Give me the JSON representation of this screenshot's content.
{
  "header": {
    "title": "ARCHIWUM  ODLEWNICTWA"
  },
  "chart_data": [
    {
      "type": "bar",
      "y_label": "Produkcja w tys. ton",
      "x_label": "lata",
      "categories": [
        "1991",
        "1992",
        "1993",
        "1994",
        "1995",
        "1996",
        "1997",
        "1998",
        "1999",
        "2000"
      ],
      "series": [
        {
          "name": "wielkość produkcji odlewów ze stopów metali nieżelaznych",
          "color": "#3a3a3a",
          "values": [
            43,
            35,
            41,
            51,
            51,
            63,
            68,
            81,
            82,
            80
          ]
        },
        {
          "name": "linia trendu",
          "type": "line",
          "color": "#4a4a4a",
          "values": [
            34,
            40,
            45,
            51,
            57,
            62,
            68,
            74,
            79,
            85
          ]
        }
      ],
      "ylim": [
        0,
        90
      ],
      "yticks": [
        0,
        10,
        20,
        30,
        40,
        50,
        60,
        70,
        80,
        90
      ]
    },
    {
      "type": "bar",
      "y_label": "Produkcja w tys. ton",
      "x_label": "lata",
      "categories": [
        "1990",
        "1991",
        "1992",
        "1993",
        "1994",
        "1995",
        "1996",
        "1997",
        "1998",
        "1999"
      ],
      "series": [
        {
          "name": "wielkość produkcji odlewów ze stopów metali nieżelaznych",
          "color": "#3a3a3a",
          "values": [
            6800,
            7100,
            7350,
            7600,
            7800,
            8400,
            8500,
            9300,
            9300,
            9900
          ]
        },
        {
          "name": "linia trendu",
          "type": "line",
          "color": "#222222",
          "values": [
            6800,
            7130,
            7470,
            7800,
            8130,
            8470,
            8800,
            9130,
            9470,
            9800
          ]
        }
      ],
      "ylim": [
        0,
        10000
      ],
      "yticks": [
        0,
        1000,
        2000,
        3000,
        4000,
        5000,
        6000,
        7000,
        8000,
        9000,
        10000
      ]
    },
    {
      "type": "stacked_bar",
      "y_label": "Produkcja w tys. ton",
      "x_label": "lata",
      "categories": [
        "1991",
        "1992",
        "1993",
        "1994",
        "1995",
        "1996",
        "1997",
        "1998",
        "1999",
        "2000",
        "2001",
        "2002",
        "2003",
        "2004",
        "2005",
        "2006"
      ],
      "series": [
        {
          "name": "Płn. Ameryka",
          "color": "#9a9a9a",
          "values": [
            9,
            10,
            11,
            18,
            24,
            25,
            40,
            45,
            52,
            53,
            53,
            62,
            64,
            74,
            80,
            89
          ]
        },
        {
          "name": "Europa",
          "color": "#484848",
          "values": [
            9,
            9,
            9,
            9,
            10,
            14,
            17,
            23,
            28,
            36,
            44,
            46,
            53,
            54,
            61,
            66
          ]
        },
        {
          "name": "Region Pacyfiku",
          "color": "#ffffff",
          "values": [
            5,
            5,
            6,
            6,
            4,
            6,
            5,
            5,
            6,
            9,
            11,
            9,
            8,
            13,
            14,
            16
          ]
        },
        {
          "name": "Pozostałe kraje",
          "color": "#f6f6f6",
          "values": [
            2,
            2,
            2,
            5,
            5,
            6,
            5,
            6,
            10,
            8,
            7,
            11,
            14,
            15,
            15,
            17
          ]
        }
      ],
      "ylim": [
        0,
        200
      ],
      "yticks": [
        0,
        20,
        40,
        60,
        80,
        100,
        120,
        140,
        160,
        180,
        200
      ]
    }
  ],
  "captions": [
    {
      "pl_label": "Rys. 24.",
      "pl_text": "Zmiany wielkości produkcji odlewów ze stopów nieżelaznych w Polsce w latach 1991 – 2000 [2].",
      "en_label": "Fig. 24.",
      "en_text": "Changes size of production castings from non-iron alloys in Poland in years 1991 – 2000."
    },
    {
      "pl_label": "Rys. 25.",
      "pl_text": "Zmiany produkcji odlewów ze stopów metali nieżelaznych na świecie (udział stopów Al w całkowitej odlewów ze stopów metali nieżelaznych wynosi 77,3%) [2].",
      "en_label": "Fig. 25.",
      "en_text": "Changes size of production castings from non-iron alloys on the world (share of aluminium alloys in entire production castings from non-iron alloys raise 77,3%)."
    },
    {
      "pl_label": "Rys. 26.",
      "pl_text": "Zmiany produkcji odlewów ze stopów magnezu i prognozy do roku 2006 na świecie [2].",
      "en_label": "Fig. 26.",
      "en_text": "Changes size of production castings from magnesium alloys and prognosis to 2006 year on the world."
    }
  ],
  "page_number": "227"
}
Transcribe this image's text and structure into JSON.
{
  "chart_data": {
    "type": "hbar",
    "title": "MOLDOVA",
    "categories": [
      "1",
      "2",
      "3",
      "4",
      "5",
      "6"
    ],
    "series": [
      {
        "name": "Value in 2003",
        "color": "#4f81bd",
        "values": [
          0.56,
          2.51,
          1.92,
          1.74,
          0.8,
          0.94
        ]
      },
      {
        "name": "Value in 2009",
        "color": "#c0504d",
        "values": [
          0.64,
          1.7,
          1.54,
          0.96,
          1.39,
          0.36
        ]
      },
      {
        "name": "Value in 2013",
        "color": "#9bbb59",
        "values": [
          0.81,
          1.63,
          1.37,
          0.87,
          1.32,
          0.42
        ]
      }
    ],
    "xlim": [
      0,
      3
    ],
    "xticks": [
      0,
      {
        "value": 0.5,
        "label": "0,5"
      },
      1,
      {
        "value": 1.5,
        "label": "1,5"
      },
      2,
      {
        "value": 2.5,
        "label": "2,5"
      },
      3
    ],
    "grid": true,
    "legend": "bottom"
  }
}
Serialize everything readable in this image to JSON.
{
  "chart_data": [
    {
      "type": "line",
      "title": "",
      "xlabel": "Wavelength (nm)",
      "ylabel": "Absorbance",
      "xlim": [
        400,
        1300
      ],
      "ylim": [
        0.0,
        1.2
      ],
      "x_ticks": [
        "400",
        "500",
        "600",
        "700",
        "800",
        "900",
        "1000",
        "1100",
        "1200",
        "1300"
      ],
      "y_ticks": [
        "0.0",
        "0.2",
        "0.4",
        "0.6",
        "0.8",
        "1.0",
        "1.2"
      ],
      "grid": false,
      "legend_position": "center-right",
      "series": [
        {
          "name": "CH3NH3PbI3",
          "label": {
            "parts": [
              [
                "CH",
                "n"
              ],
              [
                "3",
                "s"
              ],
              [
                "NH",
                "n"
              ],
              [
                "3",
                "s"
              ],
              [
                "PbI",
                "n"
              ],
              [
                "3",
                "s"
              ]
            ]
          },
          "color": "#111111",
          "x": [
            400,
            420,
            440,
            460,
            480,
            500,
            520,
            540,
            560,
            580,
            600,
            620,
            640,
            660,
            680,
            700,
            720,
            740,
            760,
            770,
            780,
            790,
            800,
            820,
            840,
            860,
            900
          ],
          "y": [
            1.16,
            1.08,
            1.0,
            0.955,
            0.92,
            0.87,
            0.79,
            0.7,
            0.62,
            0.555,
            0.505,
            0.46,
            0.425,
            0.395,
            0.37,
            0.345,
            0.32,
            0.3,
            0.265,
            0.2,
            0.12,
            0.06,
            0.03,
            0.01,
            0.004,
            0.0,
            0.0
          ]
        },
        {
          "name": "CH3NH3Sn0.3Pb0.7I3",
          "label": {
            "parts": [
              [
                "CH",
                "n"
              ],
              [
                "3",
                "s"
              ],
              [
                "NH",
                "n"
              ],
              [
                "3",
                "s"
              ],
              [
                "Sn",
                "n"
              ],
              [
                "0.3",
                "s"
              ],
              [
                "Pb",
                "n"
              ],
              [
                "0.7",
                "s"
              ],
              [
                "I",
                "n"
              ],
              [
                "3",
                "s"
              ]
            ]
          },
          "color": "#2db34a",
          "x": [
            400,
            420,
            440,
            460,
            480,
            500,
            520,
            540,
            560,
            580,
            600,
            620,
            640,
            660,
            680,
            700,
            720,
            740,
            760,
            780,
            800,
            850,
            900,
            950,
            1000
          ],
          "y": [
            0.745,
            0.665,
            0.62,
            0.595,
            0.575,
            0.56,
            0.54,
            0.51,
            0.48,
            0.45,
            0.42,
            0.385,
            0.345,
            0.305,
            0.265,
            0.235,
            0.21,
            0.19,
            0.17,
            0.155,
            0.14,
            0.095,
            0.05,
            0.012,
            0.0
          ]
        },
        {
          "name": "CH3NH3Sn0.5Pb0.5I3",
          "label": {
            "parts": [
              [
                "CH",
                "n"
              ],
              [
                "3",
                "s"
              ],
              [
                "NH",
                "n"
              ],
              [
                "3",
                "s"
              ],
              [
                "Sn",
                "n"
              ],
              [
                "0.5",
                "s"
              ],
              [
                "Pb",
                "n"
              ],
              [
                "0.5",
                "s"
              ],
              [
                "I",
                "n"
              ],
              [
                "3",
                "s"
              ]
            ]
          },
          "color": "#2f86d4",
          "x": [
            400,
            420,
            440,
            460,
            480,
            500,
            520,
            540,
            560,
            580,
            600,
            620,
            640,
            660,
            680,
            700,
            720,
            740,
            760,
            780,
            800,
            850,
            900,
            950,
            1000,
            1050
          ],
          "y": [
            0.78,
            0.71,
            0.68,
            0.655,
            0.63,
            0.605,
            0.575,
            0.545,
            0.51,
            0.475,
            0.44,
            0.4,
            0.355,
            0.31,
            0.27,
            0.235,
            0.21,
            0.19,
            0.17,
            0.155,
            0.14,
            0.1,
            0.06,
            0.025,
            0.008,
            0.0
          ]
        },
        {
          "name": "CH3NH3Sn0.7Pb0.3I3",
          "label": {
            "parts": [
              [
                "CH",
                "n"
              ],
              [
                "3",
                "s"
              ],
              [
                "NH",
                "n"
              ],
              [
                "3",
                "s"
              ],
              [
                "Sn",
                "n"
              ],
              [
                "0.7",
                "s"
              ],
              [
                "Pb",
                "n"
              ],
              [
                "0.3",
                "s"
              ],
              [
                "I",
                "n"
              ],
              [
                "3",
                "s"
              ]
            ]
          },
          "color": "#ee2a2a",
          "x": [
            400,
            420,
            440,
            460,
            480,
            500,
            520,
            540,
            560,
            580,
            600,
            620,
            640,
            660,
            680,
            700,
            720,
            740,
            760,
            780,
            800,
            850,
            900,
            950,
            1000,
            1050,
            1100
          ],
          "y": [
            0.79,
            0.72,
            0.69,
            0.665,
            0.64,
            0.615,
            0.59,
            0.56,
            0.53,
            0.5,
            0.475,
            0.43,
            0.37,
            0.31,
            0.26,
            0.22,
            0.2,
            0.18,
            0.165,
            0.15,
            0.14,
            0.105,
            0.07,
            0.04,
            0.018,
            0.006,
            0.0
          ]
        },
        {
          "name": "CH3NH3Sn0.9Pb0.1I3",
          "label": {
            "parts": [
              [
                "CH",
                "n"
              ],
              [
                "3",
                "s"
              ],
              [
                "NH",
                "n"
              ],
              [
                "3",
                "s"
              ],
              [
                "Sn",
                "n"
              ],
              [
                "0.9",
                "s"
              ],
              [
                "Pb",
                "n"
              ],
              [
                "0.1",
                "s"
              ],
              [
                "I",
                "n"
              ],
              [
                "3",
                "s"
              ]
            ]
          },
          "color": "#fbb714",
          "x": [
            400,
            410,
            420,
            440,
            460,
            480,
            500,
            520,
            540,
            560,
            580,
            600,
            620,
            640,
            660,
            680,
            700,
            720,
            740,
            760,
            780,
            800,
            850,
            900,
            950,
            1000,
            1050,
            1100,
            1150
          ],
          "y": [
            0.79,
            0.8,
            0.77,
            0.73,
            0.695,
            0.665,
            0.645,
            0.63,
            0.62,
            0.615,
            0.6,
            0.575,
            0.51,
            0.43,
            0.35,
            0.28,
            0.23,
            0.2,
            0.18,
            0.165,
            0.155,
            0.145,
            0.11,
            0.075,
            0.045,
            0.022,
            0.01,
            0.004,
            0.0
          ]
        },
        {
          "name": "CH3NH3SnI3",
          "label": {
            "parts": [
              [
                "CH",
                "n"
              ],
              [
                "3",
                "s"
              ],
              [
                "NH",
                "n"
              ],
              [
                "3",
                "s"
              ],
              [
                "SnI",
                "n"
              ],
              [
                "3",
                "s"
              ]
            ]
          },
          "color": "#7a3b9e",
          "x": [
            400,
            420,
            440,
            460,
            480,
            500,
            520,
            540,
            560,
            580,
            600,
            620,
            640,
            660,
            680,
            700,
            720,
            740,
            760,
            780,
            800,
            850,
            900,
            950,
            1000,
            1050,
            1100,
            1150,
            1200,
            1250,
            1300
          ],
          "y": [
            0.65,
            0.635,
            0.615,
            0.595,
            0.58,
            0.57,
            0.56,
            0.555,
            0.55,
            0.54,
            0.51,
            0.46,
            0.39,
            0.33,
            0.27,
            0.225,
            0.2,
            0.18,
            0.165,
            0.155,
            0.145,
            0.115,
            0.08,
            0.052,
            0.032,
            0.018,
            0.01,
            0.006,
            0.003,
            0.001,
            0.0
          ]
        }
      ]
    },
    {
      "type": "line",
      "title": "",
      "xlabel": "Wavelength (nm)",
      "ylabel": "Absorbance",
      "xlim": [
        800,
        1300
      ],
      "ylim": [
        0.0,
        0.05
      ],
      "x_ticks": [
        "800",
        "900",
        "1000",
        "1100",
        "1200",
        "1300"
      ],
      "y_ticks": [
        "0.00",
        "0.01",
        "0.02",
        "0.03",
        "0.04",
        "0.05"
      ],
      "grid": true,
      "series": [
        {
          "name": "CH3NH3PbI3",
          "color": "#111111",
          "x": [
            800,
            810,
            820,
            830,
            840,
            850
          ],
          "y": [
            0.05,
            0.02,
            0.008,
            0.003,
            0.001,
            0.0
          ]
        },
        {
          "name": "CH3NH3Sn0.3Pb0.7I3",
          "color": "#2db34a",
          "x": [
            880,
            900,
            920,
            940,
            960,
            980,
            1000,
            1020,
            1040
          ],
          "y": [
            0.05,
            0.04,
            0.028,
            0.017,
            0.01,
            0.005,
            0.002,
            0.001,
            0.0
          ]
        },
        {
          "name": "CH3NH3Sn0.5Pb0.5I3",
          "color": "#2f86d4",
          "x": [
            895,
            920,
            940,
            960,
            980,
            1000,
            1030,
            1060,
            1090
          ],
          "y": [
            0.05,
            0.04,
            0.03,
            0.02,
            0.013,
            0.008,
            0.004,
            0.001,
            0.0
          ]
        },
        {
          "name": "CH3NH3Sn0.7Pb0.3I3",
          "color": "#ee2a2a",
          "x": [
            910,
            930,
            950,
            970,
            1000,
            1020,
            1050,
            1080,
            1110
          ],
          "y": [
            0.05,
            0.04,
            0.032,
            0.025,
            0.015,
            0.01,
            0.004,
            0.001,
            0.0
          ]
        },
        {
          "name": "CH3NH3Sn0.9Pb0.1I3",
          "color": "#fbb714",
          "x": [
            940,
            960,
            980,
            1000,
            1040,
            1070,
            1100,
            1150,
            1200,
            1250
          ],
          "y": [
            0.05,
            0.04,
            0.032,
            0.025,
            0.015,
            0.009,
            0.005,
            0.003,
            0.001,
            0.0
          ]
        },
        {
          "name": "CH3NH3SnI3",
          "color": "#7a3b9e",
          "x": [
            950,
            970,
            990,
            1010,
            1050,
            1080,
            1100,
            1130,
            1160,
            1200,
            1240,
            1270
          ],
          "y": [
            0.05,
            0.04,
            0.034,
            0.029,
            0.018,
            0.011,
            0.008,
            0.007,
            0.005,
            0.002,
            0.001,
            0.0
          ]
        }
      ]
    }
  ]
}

§

* **WHAT THE EXERCISE ASKS**: State the number of lines in the records that include "świecie", and write nothing else.

* **TASK ANSWER**: 2